## WHAT YOU NEED TO DO
Give the number of lines below that contain "排除B项", with no other output.

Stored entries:
##############################

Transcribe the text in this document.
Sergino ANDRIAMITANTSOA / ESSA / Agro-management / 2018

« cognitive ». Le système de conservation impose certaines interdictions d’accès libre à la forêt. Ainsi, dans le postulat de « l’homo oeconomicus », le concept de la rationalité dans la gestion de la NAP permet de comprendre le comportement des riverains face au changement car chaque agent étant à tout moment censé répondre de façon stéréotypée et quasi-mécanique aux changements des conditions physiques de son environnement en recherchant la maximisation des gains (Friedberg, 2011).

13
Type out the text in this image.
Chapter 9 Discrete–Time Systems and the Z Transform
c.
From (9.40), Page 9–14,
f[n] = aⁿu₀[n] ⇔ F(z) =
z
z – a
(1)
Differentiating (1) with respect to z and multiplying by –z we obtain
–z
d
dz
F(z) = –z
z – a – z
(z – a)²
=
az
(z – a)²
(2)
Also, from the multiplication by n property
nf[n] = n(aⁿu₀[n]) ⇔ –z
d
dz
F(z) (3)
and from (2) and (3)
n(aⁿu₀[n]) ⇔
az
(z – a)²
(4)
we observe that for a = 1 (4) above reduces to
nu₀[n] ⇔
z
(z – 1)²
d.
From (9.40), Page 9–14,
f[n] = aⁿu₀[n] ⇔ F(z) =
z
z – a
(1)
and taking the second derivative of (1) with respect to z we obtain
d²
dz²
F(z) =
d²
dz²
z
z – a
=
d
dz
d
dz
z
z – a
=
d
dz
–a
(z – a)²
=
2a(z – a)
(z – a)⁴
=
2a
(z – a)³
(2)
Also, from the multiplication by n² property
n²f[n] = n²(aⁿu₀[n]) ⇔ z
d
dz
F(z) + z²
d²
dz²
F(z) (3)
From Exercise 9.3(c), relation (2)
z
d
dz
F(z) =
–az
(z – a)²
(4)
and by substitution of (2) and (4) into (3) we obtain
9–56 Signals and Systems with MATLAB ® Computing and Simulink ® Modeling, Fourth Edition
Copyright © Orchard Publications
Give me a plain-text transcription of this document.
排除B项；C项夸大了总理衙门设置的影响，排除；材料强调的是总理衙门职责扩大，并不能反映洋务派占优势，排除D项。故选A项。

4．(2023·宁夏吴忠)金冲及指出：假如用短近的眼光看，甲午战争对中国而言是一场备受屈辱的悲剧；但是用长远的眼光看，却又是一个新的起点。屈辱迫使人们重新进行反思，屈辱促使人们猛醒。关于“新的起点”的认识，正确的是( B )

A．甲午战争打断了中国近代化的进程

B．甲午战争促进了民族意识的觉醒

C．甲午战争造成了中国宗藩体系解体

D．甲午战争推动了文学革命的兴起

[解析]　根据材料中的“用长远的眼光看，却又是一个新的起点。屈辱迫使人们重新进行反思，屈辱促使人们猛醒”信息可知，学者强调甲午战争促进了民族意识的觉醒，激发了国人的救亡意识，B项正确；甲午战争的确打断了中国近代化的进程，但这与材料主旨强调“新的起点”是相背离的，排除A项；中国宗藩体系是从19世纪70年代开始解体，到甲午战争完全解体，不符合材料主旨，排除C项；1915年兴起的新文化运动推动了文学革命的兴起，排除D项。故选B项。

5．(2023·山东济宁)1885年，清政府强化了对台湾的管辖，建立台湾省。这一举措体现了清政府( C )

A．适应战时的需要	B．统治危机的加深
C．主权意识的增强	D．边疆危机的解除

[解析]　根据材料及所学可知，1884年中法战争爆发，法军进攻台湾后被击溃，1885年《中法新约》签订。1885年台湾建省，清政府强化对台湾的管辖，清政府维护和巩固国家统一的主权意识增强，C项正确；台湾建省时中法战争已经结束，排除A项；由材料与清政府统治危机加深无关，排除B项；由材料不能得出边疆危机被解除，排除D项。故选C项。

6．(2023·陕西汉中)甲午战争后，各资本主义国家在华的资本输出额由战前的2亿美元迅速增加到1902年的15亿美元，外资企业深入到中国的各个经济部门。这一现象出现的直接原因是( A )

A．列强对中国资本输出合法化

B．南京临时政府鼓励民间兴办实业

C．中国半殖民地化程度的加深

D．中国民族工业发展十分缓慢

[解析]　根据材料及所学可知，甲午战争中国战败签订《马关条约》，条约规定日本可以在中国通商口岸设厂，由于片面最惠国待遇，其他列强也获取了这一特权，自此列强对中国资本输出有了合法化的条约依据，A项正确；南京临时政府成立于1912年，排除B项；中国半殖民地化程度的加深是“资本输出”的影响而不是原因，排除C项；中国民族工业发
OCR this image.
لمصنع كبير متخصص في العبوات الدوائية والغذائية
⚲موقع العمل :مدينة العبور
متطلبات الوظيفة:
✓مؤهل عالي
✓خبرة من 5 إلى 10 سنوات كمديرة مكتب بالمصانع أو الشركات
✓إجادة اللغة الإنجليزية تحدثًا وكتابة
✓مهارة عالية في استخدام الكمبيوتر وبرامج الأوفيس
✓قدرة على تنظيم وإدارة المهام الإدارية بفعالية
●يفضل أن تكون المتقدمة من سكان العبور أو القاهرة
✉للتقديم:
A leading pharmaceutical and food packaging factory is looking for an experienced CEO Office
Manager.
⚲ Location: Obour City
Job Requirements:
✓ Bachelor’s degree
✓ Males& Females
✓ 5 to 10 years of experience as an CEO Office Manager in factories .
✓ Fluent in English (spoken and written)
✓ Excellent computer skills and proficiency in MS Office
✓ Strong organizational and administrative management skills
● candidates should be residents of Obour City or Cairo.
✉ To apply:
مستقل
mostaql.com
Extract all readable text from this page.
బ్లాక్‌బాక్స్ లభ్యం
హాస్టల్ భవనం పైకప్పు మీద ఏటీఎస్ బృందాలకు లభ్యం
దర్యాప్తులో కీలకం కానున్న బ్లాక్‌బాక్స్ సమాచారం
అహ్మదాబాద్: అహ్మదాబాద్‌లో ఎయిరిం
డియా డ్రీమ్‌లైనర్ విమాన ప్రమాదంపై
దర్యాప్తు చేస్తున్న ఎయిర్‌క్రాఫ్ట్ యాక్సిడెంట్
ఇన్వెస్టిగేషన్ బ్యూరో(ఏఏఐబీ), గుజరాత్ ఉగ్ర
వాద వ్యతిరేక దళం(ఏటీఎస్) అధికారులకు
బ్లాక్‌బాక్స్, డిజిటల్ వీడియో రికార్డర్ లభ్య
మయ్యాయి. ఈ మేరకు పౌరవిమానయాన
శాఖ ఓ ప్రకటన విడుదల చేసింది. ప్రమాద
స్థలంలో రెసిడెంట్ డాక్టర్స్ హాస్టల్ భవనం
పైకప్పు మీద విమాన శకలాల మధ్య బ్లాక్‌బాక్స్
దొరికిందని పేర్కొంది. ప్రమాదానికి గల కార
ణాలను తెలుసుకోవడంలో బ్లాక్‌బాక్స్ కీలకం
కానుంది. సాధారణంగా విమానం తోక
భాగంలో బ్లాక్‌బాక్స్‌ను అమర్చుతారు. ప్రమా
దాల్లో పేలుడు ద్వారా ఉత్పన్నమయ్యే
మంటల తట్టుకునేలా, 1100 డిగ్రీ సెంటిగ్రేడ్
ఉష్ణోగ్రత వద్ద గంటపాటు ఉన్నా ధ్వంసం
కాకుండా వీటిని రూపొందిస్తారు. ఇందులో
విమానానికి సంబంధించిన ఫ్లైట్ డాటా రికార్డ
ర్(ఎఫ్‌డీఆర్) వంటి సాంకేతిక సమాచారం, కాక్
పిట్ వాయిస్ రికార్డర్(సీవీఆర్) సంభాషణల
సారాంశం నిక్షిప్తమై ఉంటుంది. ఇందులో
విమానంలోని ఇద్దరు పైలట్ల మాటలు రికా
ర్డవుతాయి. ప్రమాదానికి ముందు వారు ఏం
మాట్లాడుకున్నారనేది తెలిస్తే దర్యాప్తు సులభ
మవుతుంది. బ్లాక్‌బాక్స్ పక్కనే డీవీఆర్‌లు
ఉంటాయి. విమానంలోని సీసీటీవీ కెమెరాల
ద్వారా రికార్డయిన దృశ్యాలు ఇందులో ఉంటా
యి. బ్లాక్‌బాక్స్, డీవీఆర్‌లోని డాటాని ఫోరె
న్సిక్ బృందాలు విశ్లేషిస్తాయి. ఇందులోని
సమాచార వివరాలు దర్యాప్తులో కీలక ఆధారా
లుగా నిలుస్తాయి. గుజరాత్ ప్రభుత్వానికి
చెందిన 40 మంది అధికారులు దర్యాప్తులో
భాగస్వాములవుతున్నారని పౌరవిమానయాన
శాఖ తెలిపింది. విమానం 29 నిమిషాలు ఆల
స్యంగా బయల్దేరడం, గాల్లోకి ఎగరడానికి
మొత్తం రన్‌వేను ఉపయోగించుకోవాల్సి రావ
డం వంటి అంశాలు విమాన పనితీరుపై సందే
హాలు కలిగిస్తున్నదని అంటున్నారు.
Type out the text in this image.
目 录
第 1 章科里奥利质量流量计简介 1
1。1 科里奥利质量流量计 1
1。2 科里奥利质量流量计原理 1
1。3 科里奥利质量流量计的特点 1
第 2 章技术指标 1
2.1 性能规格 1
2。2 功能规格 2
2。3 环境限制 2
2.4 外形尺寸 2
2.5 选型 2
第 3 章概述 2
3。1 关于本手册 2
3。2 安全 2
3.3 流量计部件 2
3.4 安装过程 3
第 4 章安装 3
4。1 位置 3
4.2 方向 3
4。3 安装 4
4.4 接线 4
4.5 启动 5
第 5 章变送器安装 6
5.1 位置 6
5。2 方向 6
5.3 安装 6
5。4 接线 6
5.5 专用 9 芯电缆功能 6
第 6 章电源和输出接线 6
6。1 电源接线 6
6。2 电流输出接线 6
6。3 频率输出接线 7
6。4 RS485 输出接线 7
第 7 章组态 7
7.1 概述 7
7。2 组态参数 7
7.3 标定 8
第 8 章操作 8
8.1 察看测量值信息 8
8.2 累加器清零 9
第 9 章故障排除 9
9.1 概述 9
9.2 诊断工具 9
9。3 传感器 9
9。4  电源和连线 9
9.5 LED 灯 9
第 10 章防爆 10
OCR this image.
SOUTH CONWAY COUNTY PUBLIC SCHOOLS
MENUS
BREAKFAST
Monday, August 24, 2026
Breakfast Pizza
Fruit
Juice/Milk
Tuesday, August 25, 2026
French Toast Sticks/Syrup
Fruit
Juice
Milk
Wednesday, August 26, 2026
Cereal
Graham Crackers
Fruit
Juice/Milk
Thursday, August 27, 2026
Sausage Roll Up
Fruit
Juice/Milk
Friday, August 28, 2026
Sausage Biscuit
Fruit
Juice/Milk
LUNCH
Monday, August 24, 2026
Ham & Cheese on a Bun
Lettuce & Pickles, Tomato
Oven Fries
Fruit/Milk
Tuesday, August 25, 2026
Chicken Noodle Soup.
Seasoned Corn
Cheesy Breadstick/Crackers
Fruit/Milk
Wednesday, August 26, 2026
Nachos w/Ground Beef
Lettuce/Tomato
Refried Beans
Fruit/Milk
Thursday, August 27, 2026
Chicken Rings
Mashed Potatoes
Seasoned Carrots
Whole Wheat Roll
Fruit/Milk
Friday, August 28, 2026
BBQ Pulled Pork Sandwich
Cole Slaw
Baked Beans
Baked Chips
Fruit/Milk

##############################

## CORRECT OUTPUT
3